**Direction**
Determine how many lines contain the string "ebenfalls" and reply with that number alone.

★ ★ ★

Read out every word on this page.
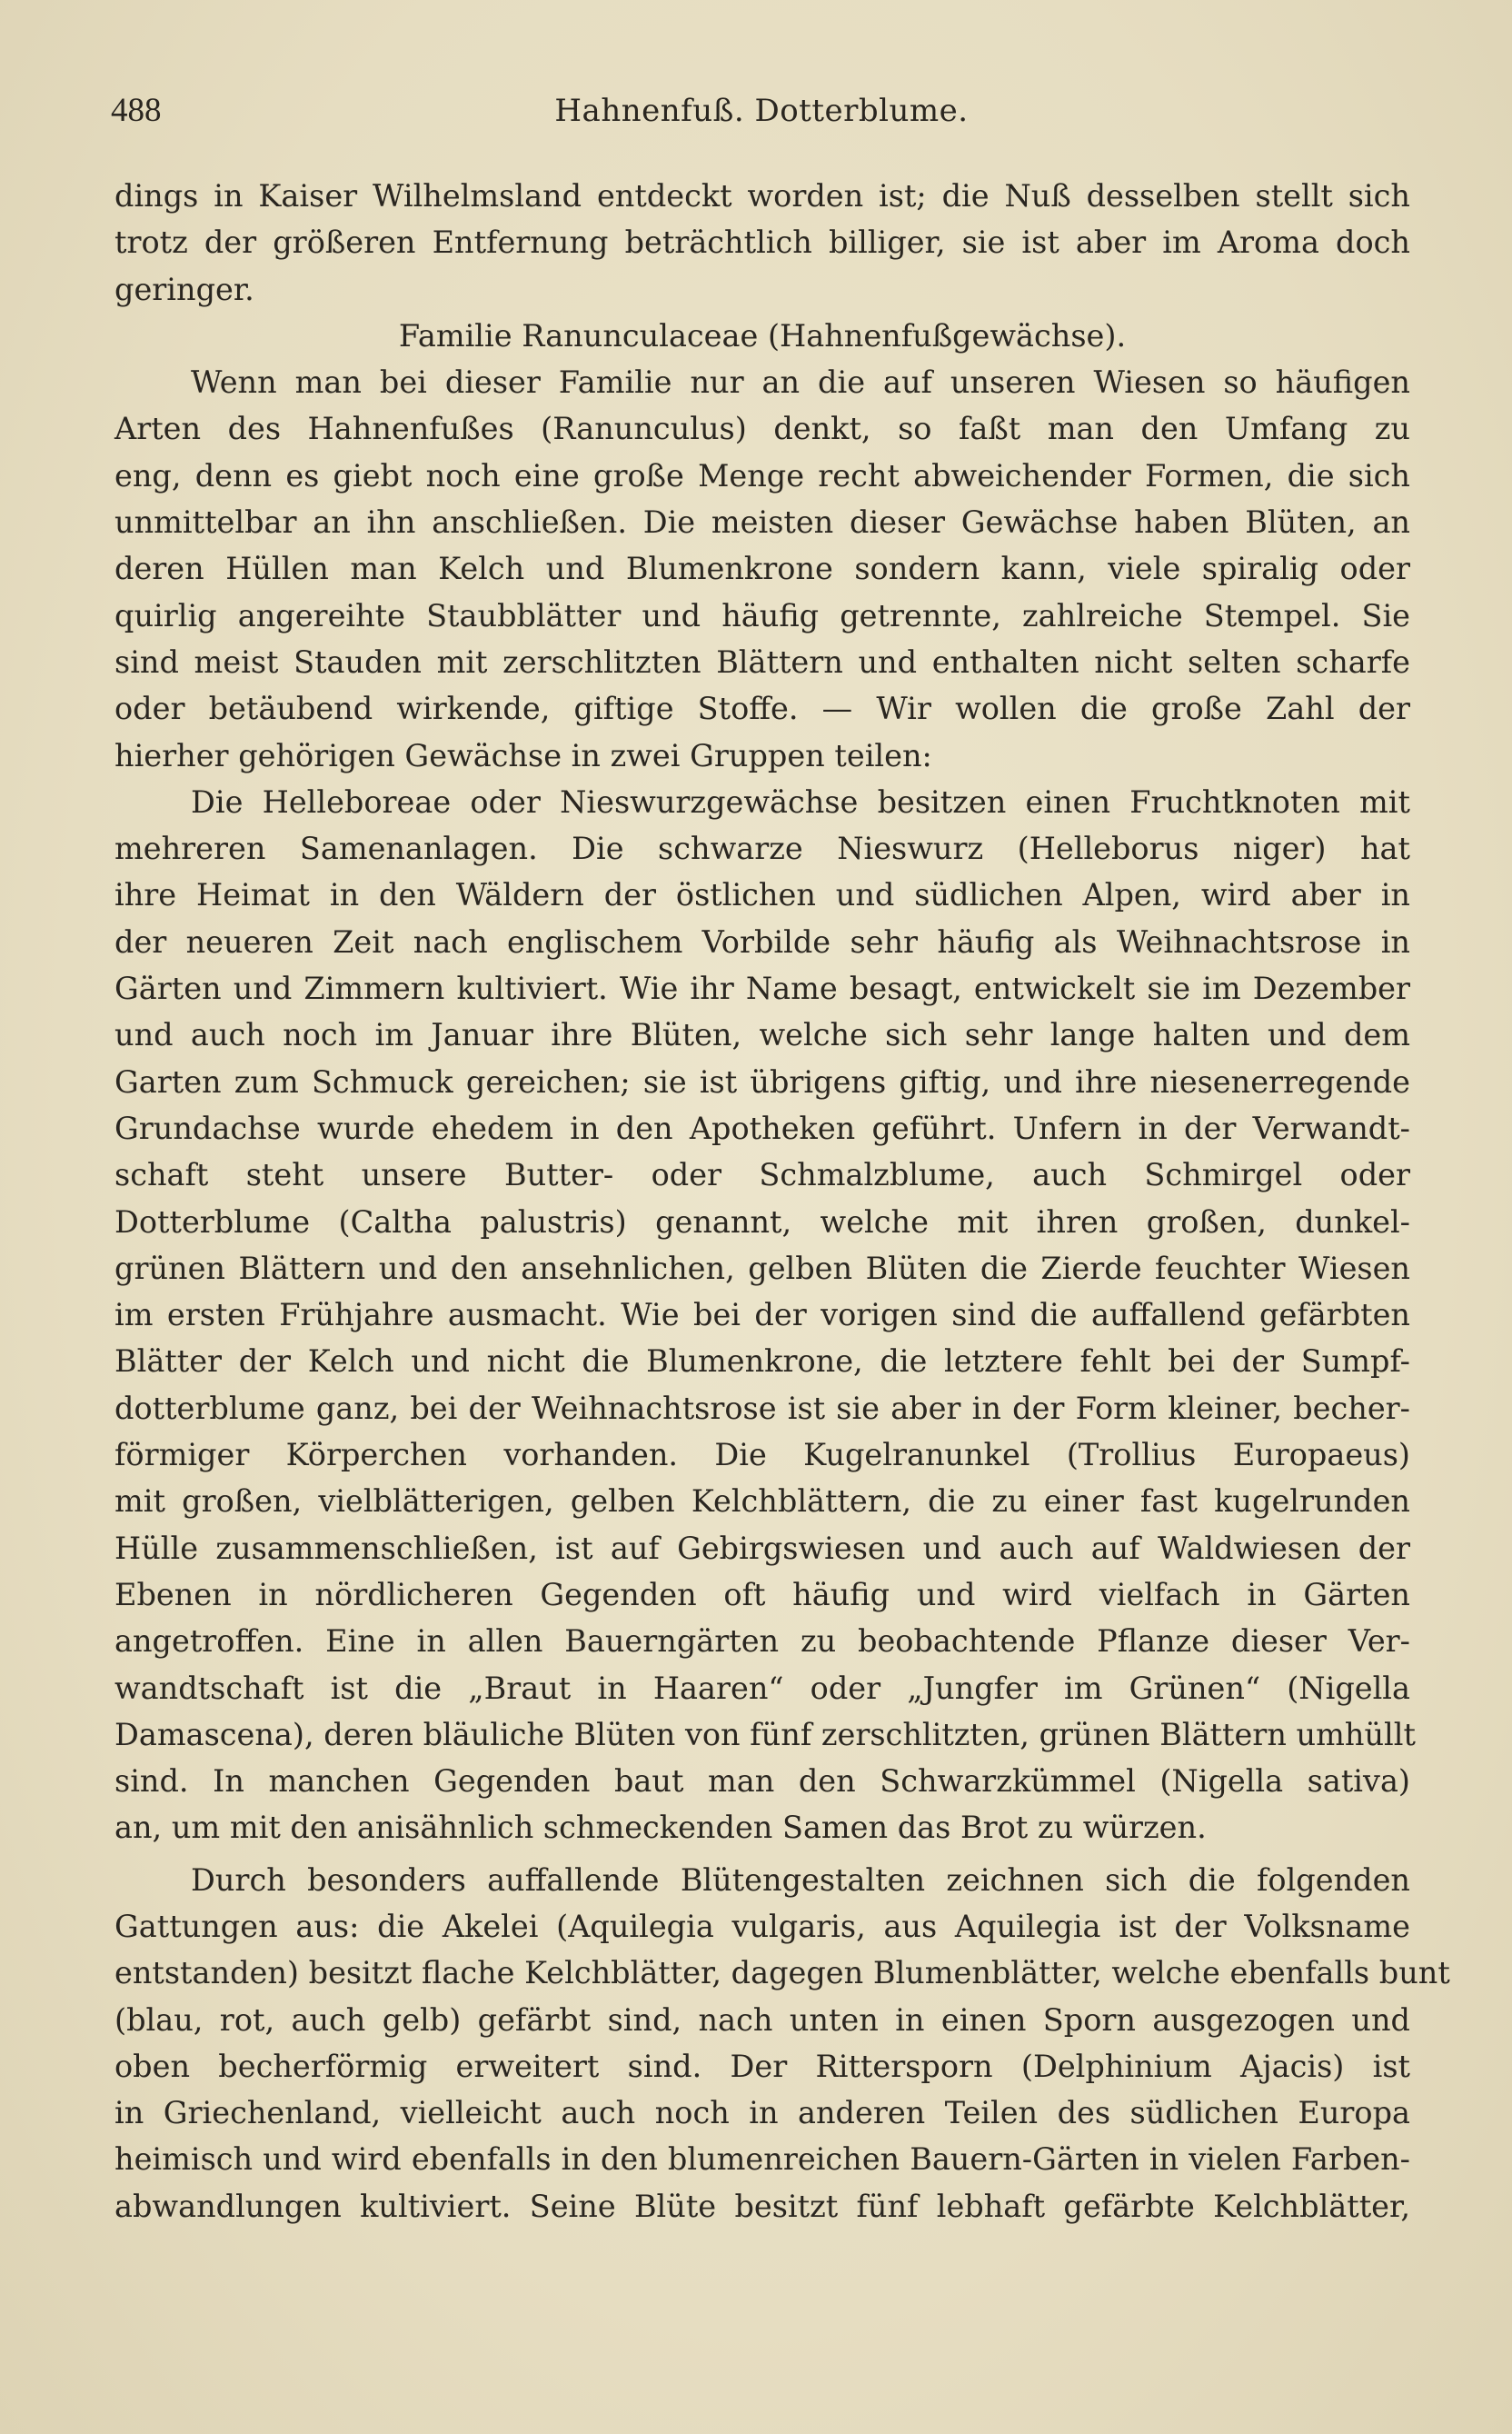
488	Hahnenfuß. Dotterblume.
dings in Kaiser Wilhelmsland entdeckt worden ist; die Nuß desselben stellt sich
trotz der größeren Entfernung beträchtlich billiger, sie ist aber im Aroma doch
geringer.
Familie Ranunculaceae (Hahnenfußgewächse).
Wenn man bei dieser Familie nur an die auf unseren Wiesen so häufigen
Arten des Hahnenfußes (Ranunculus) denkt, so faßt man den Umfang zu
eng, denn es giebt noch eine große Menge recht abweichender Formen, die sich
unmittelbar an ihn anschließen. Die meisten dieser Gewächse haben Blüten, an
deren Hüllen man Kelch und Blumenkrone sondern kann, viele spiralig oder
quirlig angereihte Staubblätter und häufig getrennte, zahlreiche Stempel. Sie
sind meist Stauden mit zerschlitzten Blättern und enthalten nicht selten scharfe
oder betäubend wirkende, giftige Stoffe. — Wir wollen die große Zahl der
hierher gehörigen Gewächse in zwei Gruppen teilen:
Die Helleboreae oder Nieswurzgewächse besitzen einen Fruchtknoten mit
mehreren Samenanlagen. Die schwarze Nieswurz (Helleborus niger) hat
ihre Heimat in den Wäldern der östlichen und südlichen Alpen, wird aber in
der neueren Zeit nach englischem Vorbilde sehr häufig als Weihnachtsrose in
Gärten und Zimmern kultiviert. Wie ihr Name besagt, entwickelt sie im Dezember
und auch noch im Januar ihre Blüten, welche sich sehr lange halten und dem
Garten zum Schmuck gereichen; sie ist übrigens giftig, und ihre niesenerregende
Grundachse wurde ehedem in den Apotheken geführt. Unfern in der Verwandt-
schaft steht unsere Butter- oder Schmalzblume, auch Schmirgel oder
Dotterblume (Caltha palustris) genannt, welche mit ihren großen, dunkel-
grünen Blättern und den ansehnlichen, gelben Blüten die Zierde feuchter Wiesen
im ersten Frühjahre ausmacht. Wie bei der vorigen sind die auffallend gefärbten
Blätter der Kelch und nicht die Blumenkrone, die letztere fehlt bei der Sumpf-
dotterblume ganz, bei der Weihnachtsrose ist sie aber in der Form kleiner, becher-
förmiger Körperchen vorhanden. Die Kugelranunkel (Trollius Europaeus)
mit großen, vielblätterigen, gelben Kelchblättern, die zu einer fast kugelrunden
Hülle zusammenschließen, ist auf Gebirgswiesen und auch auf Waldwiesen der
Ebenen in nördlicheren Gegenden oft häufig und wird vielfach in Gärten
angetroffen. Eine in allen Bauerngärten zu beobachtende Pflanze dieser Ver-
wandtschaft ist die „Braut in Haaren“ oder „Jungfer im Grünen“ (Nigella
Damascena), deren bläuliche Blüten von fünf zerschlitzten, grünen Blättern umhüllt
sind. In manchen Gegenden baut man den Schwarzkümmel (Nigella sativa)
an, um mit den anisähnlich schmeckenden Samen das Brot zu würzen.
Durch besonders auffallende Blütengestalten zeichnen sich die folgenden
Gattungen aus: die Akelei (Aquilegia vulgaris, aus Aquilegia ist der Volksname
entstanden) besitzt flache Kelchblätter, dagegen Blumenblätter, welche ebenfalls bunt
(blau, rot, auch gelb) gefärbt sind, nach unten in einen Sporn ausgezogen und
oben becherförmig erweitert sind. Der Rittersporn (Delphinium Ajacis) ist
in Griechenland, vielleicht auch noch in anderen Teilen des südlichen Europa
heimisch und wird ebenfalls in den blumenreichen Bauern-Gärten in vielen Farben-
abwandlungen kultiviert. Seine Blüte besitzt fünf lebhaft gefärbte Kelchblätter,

★ ★ ★

**Result of this task**
2